◆ Исходный текст
- - - - - - -

В биосфере

Вид материалаНаучная работа

Содержание


Положение науки в современном государственном строе.
Подобный материал:
1   2   3   4   5   6   7   8   9   ...   15
ГЛАВА IV

Положение науки в современном государственном строе.


66. Такое жизненное значение науки, входящее в сознание со­временного человечества, далеко не отвечает исторически, т. е. исходя из прошлого, сложившемуся реально ее положению и ее оценки в жизни.

Наука не отвечает в своем современном социальном и госу­дарственном месте в жизни человечества тому значению, которое она имеет в ней уже сейчас, реально. Это сказывается и на по­ложении людей науки в обществе, в котором они живут, и в их влиянии на государственные мероприятия человечества, в их участии в государственной власти, а, главным образом, в оценке господствующими группами и сознательными гражданами – «общественным мнением» страны – реальной силы науки и особого значения в жизни ее утверждений и достижений.

Человек не сделал еще логических выводов из новых основ современной государственной жизни. Переживаемое сейчас вре­мя – время коренной и глубокой демократизации государствен­ного строя – правда, еще не установившейся, но уже мощно влияющей на формы этого строя, неизбежно должно поставить, но еще не поставило, коренное изменение положения науки и ученых в государственном строе. Значение народных масс и их интересов, не только в политическом, но и в социальном их отражении, резко меняет интересы государства. Старое «Raison d'état» и цели существования государств, которые основаны на исторически сложившихся интересах династий и связанных с ними классов и группировок, быстро заменяются новым понима­нием государства. Значение династий на наших глазах быстро отходит в область преданий.

Выступает новая идея, неизбежно, рано ли, поздно ли, но в государственно-реальное время побеждающая – идея о государ­ственном объединении усилий человечества. Она может иметь место только при широком использовании средств приро­ды на благо государства, по существу – народных масс. Это воз­можно только при коренном изменении положения науки и ученых в государственном строе. В сущности, это – государственное проявление перехода биосферы в ноосферу. Как уже не раз ука­зывалось, этот развившийся на наших глазах природный про­цесс неотвратим и неизбежен. И можно ли сомневаться, что со­временное положение науки и ученых в государстве есть прехо­дящее явление. Надо считаться с быстрым его изменением.

67. Но сейчас этого нет. И это сказывается особенно ярко на количестве государственных средств, которые тратятся на чисто научные потребности, не имеющие военного – завоевательного или оборонительного – значения, не связанные с промышлен­ностью, с земледелием, с торговлей, с путями сообщений, с инте­ресами здоровья и образования населения. До сих пор ни одно государство – систематически и планомерно – не затрачивает значительных государственных средств на разрешение больших научных теоретических проблем, на задачи, далекие от современ­ной жизни, для ее будущего, в масштабе государственных потреб­ностей, очень часто ошибочно за них считаемых.

- - - - - - -

◆ Исходные записи

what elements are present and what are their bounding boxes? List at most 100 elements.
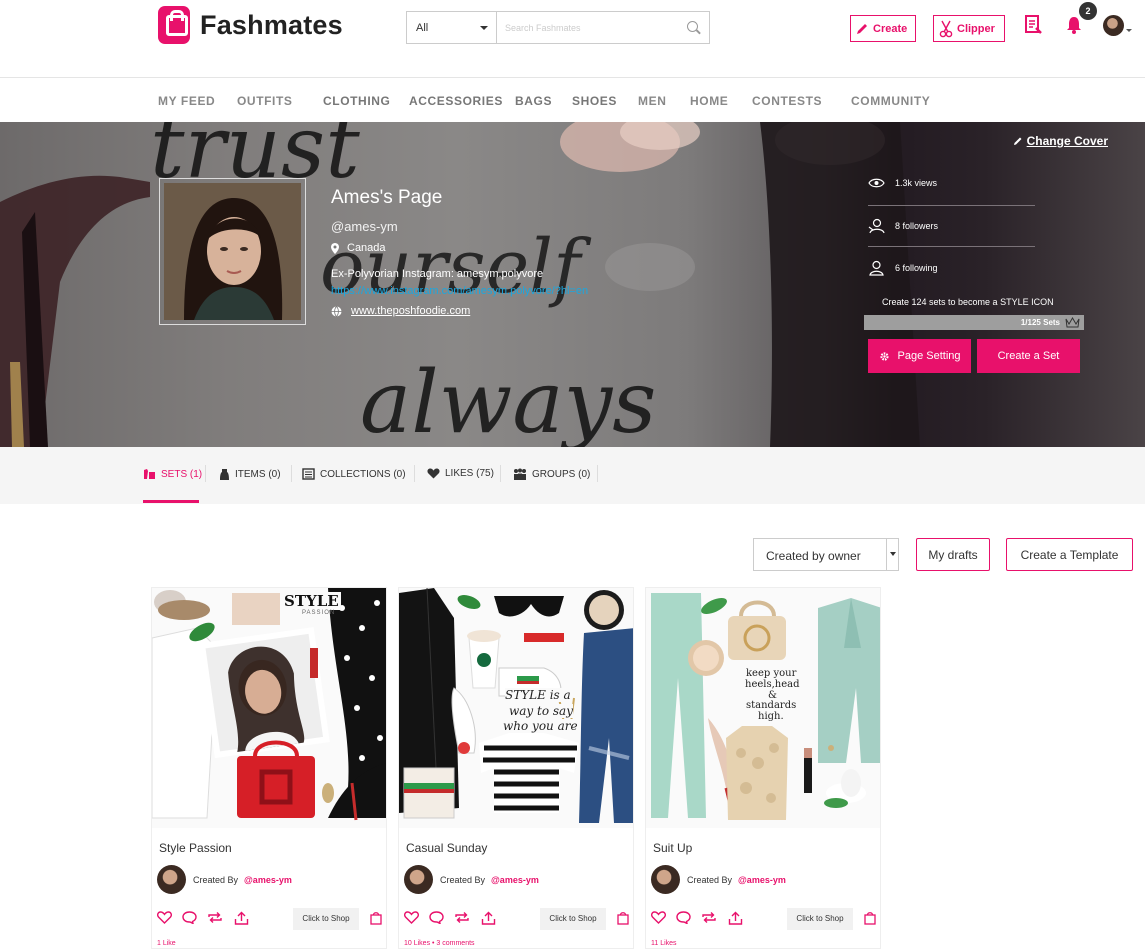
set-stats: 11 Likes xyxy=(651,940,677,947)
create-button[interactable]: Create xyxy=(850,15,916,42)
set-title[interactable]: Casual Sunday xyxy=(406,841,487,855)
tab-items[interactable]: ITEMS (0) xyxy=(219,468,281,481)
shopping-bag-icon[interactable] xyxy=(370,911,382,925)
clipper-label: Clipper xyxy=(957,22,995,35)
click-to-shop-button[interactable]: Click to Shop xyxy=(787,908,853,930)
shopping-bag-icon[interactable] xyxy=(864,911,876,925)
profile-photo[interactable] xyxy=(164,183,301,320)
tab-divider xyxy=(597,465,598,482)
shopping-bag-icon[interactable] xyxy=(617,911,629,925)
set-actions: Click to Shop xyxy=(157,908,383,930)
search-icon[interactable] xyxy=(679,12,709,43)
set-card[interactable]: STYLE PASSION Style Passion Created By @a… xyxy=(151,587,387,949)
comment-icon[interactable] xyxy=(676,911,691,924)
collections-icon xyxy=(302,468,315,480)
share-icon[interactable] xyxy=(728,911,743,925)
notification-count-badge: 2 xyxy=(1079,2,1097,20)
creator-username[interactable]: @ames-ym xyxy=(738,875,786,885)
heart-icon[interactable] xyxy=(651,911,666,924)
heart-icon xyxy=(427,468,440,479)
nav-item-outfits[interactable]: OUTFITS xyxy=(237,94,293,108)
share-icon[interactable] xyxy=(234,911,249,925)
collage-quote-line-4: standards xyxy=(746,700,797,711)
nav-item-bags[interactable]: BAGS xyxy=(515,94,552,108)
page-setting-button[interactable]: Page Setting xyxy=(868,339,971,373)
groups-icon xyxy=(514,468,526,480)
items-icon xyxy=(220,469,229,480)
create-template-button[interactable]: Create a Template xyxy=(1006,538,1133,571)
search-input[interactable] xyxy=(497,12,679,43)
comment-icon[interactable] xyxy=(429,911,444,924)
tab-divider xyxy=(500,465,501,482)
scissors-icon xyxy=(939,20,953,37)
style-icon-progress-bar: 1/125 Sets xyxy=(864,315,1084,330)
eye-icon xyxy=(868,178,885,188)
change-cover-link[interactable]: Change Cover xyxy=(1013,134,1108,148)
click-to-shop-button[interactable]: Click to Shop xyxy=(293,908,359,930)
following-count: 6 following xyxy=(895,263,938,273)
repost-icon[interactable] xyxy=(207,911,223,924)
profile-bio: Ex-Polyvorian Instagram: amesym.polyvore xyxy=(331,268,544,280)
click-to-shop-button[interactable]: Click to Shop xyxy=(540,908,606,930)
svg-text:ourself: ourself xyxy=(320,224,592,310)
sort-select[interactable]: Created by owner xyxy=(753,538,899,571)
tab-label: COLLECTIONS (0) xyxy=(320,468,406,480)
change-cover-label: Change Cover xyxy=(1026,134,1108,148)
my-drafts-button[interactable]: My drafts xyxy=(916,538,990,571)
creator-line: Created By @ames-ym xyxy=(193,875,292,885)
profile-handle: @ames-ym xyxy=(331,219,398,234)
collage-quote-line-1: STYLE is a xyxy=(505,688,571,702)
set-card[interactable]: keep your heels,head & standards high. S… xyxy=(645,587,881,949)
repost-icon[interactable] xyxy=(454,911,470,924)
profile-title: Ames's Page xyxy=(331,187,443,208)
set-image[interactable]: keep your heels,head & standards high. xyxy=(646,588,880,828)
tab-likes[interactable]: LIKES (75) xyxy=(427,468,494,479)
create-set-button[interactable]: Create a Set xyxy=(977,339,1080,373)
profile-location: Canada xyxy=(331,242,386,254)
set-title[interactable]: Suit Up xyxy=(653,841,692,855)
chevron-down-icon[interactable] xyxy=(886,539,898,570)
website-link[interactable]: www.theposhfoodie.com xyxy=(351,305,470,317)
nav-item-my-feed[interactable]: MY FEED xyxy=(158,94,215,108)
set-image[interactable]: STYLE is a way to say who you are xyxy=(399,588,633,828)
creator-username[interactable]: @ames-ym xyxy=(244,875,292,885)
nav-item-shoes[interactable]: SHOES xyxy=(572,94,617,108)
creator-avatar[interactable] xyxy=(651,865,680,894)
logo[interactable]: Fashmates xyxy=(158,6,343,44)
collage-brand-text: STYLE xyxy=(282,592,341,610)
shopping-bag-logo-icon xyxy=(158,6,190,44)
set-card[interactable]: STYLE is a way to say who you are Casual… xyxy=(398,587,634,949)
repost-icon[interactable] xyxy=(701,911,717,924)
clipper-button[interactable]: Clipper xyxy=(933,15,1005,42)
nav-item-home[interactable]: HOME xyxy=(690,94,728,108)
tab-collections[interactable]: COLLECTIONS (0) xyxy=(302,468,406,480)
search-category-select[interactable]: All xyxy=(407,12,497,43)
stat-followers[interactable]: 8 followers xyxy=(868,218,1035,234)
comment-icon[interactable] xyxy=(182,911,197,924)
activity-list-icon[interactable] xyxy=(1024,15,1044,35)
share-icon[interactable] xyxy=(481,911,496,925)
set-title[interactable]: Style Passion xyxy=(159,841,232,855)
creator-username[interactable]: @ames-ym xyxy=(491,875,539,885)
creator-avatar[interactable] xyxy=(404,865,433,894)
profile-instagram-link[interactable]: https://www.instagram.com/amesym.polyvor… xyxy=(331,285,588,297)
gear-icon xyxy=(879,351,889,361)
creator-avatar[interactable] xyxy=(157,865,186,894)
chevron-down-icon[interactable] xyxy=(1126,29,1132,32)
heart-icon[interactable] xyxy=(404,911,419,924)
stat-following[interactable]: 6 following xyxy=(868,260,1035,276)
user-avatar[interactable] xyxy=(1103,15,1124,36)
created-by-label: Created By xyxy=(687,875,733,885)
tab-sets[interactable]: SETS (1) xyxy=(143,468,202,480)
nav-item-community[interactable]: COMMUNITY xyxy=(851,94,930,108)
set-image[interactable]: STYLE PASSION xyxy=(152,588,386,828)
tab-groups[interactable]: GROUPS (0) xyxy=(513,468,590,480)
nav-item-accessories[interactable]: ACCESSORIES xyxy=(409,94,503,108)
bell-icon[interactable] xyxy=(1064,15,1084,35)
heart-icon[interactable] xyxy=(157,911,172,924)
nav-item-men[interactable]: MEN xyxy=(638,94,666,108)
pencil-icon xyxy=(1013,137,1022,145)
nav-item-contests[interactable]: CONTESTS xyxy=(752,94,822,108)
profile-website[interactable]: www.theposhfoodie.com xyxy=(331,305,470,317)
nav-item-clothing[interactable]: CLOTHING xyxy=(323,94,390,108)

- - - - - - -

◆ Задания к упражнению
- 1) Замените "shopping-bag-icon" на "cart-icon" в записях, начиная со строки с "set-stats: 11 Likes xyxy=(651,940,677,947)" и до строки с "profile-bio: Ex-Polyvorian Instagram: amesym.polyvore" включительно. Приведите только эти строки, больше ничего в них не меняя.
- 2) Продолжите текст о положении науки, начиная после его последнего приведенного предложения.
Текст о положении науки и записи взяты из разных источников.

◆ Ответы к заданиям
- 1)
set-stats: 11 Likes xyxy=(651,940,677,947)
create-button[interactable]: Create xyxy=(850,15,916,42)
set-title[interactable]: Casual Sunday xyxy=(406,841,487,855)
tab-items[interactable]: ITEMS (0) xyxy=(219,468,281,481)
cart-icon[interactable] xyxy=(370,911,382,925)
clipper-label: Clipper xyxy=(957,22,995,35)
click-to-shop-button[interactable]: Click to Shop xyxy=(787,908,853,930)
cart-icon[interactable] xyxy=(864,911,876,925)
profile-photo[interactable] xyxy=(164,183,301,320)
tab-divider xyxy=(597,465,598,482)
cart-icon[interactable] xyxy=(617,911,629,925)
set-actions: Click to Shop xyxy=(157,908,383,930)
search-icon[interactable] xyxy=(679,12,709,43)
set-card[interactable]: STYLE PASSION Style Passion Created By @a… xyxy=(151,587,387,949)
comment-icon[interactable] xyxy=(676,911,691,924)
collections-icon xyxy=(302,468,315,480)
share-icon[interactable] xyxy=(728,911,743,925)
notification-count-badge: 2 xyxy=(1079,2,1097,20)
creator-username[interactable]: @ames-ym xyxy=(738,875,786,885)
heart-icon[interactable] xyxy=(651,911,666,924)
heart-icon xyxy=(427,468,440,479)
nav-item-outfits[interactable]: OUTFITS xyxy=(237,94,293,108)
share-icon[interactable] xyxy=(234,911,249,925)
collage-quote-line-4: standards xyxy=(746,700,797,711)
nav-item-bags[interactable]: BAGS xyxy=(515,94,552,108)
page-setting-button[interactable]: Page Setting xyxy=(868,339,971,373)
groups-icon xyxy=(514,468,526,480)
items-icon xyxy=(220,469,229,480)
create-template-button[interactable]: Create a Template xyxy=(1006,538,1133,571)
search-input[interactable] xyxy=(497,12,679,43)
comment-icon[interactable] xyxy=(429,911,444,924)
tab-divider xyxy=(500,465,501,482)
scissors-icon xyxy=(939,20,953,37)
style-icon-progress-bar: 1/125 Sets xyxy=(864,315,1084,330)
eye-icon xyxy=(868,178,885,188)
change-cover-link[interactable]: Change Cover xyxy=(1013,134,1108,148)
click-to-shop-button[interactable]: Click to Shop xyxy=(293,908,359,930)
following-count: 6 following xyxy=(895,263,938,273)
repost-icon[interactable] xyxy=(207,911,223,924)
profile-bio: Ex-Polyvorian Instagram: amesym.polyvore xyxy=(331,268,544,280)

- 2)
Еще не вошло в общее сознание, что человечество может чрез­вычайно расширить свою силу и влияние в биосфере – создать для ближайших поколений сознательной государственной науч­ной работой неизмеримо лучшие условия жизни. Такое новое направление государственной деятельности, задача государства, как формы новых мощных научных исканий, мне представляется не­избежным следствием, уже в ближайшем будущем из переживае­мого нами исторического момента – превращения биосферы в ноосферу. Это – неотвратимый геологический процесс. Я вернусь еще к этому.

Уже теперь мы видим его приближение. Фактически явления­ми жизни наука все больше стихийно внедряется в государст­венные мероприятия и для пользы дела, но без ясно, сознательно продуманного плана, занимает все более и более ведущее поло­жение.

Такое состояние дел, очевидно, преходяще – неустойчиво, с точки зрения государственного строя, и, что важнее, организо­ванности ноосферы.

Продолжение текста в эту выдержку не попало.